(Figure record listings)
-*-*-
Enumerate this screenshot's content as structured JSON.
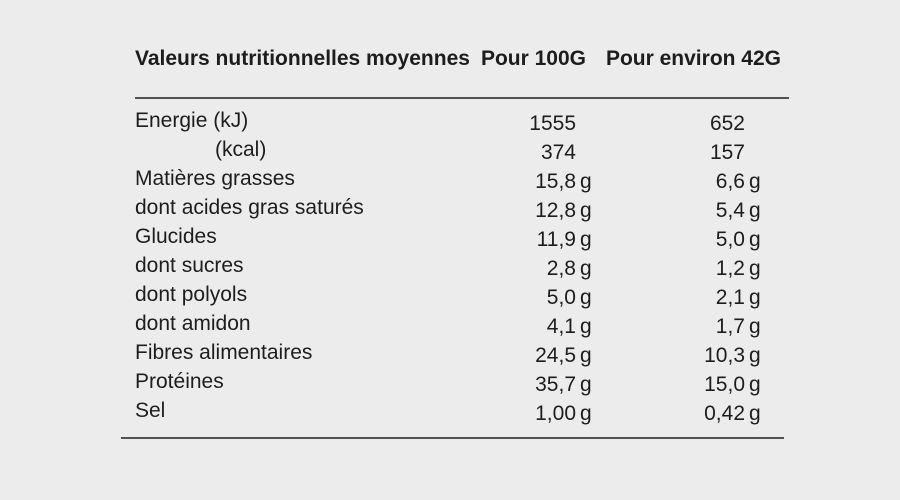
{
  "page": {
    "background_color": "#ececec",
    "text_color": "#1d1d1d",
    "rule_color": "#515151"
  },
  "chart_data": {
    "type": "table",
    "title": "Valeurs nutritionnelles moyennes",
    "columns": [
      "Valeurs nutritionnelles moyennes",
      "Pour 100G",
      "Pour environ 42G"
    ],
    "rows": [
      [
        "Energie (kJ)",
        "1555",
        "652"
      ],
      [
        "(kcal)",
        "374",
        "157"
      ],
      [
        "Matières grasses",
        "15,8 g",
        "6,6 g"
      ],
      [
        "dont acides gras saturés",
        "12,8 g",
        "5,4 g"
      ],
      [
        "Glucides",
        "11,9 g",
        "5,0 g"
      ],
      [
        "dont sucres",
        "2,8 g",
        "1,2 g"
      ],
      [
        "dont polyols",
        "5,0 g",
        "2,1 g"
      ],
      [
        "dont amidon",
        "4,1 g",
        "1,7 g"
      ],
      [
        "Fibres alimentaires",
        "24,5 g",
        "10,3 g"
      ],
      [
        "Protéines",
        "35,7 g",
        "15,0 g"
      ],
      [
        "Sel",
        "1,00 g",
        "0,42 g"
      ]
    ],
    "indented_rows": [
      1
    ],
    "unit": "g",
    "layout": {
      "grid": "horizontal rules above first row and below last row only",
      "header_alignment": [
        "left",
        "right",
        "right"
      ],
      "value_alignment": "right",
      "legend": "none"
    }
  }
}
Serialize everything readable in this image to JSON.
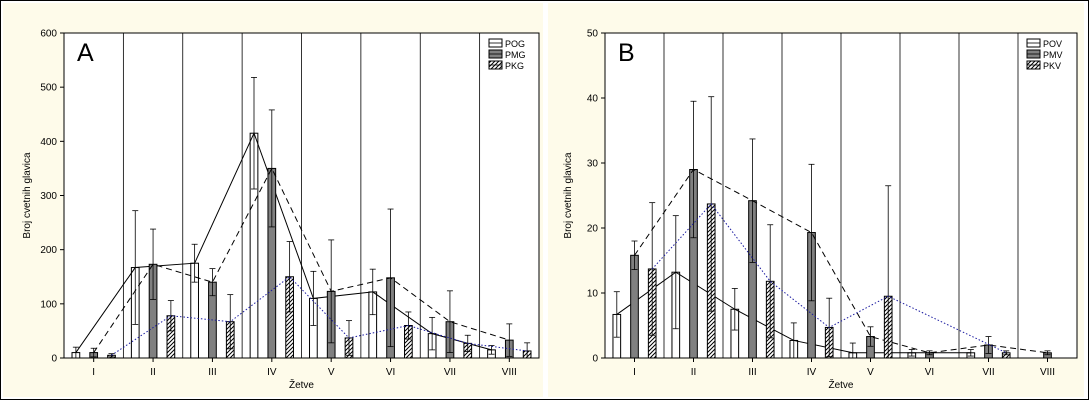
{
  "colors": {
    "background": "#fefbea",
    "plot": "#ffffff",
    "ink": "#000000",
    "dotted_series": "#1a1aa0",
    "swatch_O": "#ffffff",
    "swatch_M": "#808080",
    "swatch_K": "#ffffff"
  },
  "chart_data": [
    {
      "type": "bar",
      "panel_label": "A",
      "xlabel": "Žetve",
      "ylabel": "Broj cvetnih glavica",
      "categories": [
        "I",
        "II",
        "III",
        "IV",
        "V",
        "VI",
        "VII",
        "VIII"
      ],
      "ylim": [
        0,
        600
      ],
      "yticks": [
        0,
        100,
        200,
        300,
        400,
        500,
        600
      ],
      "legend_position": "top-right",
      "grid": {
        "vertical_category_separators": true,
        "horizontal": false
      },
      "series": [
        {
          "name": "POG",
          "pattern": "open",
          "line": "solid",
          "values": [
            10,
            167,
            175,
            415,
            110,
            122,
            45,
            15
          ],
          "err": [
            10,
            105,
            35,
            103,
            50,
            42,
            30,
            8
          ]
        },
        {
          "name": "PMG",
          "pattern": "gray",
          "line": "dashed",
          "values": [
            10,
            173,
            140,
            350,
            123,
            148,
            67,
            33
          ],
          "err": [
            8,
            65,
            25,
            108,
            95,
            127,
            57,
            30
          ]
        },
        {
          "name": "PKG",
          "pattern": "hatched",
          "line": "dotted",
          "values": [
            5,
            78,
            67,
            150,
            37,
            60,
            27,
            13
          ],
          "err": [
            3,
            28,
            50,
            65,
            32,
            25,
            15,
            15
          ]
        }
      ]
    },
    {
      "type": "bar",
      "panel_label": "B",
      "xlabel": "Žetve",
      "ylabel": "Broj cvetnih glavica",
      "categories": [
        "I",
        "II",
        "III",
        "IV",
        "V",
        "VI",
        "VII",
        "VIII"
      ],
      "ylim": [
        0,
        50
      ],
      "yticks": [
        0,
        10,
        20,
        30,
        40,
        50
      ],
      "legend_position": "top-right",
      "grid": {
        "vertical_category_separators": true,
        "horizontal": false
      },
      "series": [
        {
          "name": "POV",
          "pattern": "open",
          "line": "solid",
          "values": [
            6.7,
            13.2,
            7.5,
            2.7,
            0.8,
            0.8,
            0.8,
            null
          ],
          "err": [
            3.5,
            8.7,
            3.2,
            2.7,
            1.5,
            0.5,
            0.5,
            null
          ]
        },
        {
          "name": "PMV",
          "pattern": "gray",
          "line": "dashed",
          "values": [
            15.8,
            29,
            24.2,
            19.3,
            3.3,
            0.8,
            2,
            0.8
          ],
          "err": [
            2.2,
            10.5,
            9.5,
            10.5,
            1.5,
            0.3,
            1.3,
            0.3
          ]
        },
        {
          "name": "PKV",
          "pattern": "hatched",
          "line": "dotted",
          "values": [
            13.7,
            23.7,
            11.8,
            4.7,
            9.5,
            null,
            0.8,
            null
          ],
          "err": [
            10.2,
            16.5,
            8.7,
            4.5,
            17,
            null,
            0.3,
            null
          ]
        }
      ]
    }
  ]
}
-*-*-
- _Problem to solve_: Repeat all the records above exactly, leaving out any pictures.

- _Full output_:
Enumerate this screenshot's content as structured JSON.
{
  "page": {
    "background_color": "#ececec",
    "text_color": "#1d1d1d",
    "rule_color": "#515151"
  },
  "chart_data": {
    "type": "table",
    "title": "Valeurs nutritionnelles moyennes",
    "columns": [
      "Valeurs nutritionnelles moyennes",
      "Pour 100G",
      "Pour environ 42G"
    ],
    "rows": [
      [
        "Energie (kJ)",
        "1555",
        "652"
      ],
      [
        "(kcal)",
        "374",
        "157"
      ],
      [
        "Matières grasses",
        "15,8 g",
        "6,6 g"
      ],
      [
        "dont acides gras saturés",
        "12,8 g",
        "5,4 g"
      ],
      [
        "Glucides",
        "11,9 g",
        "5,0 g"
      ],
      [
        "dont sucres",
        "2,8 g",
        "1,2 g"
      ],
      [
        "dont polyols",
        "5,0 g",
        "2,1 g"
      ],
      [
        "dont amidon",
        "4,1 g",
        "1,7 g"
      ],
      [
        "Fibres alimentaires",
        "24,5 g",
        "10,3 g"
      ],
      [
        "Protéines",
        "35,7 g",
        "15,0 g"
      ],
      [
        "Sel",
        "1,00 g",
        "0,42 g"
      ]
    ],
    "indented_rows": [
      1
    ],
    "unit": "g",
    "layout": {
      "grid": "horizontal rules above first row and below last row only",
      "header_alignment": [
        "left",
        "right",
        "right"
      ],
      "value_alignment": "right",
      "legend": "none"
    }
  }
}
Serialize everything readable in this image to JSON.
{
  "colors": {
    "background": "#fefbea",
    "plot": "#ffffff",
    "ink": "#000000",
    "dotted_series": "#1a1aa0",
    "swatch_O": "#ffffff",
    "swatch_M": "#808080",
    "swatch_K": "#ffffff"
  },
  "chart_data": [
    {
      "type": "bar",
      "panel_label": "A",
      "xlabel": "Žetve",
      "ylabel": "Broj cvetnih glavica",
      "categories": [
        "I",
        "II",
        "III",
        "IV",
        "V",
        "VI",
        "VII",
        "VIII"
      ],
      "ylim": [
        0,
        600
      ],
      "yticks": [
        0,
        100,
        200,
        300,
        400,
        500,
        600
      ],
      "legend_position": "top-right",
      "grid": {
        "vertical_category_separators": true,
        "horizontal": false
      },
      "series": [
        {
          "name": "POG",
          "pattern": "open",
          "line": "solid",
          "values": [
            10,
            167,
            175,
            415,
            110,
            122,
            45,
            15
          ],
          "err": [
            10,
            105,
            35,
            103,
            50,
            42,
            30,
            8
          ]
        },
        {
          "name": "PMG",
          "pattern": "gray",
          "line": "dashed",
          "values": [
            10,
            173,
            140,
            350,
            123,
            148,
            67,
            33
          ],
          "err": [
            8,
            65,
            25,
            108,
            95,
            127,
            57,
            30
          ]
        },
        {
          "name": "PKG",
          "pattern": "hatched",
          "line": "dotted",
          "values": [
            5,
            78,
            67,
            150,
            37,
            60,
            27,
            13
          ],
          "err": [
            3,
            28,
            50,
            65,
            32,
            25,
            15,
            15
          ]
        }
      ]
    },
    {
      "type": "bar",
      "panel_label": "B",
      "xlabel": "Žetve",
      "ylabel": "Broj cvetnih glavica",
      "categories": [
        "I",
        "II",
        "III",
        "IV",
        "V",
        "VI",
        "VII",
        "VIII"
      ],
      "ylim": [
        0,
        50
      ],
      "yticks": [
        0,
        10,
        20,
        30,
        40,
        50
      ],
      "legend_position": "top-right",
      "grid": {
        "vertical_category_separators": true,
        "horizontal": false
      },
      "series": [
        {
          "name": "POV",
          "pattern": "open",
          "line": "solid",
          "values": [
            6.7,
            13.2,
            7.5,
            2.7,
            0.8,
            0.8,
            0.8,
            null
          ],
          "err": [
            3.5,
            8.7,
            3.2,
            2.7,
            1.5,
            0.5,
            0.5,
            null
          ]
        },
        {
          "name": "PMV",
          "pattern": "gray",
          "line": "dashed",
          "values": [
            15.8,
            29,
            24.2,
            19.3,
            3.3,
            0.8,
            2,
            0.8
          ],
          "err": [
            2.2,
            10.5,
            9.5,
            10.5,
            1.5,
            0.3,
            1.3,
            0.3
          ]
        },
        {
          "name": "PKV",
          "pattern": "hatched",
          "line": "dotted",
          "values": [
            13.7,
            23.7,
            11.8,
            4.7,
            9.5,
            null,
            0.8,
            null
          ],
          "err": [
            10.2,
            16.5,
            8.7,
            4.5,
            17,
            null,
            0.3,
            null
          ]
        }
      ]
    }
  ]
}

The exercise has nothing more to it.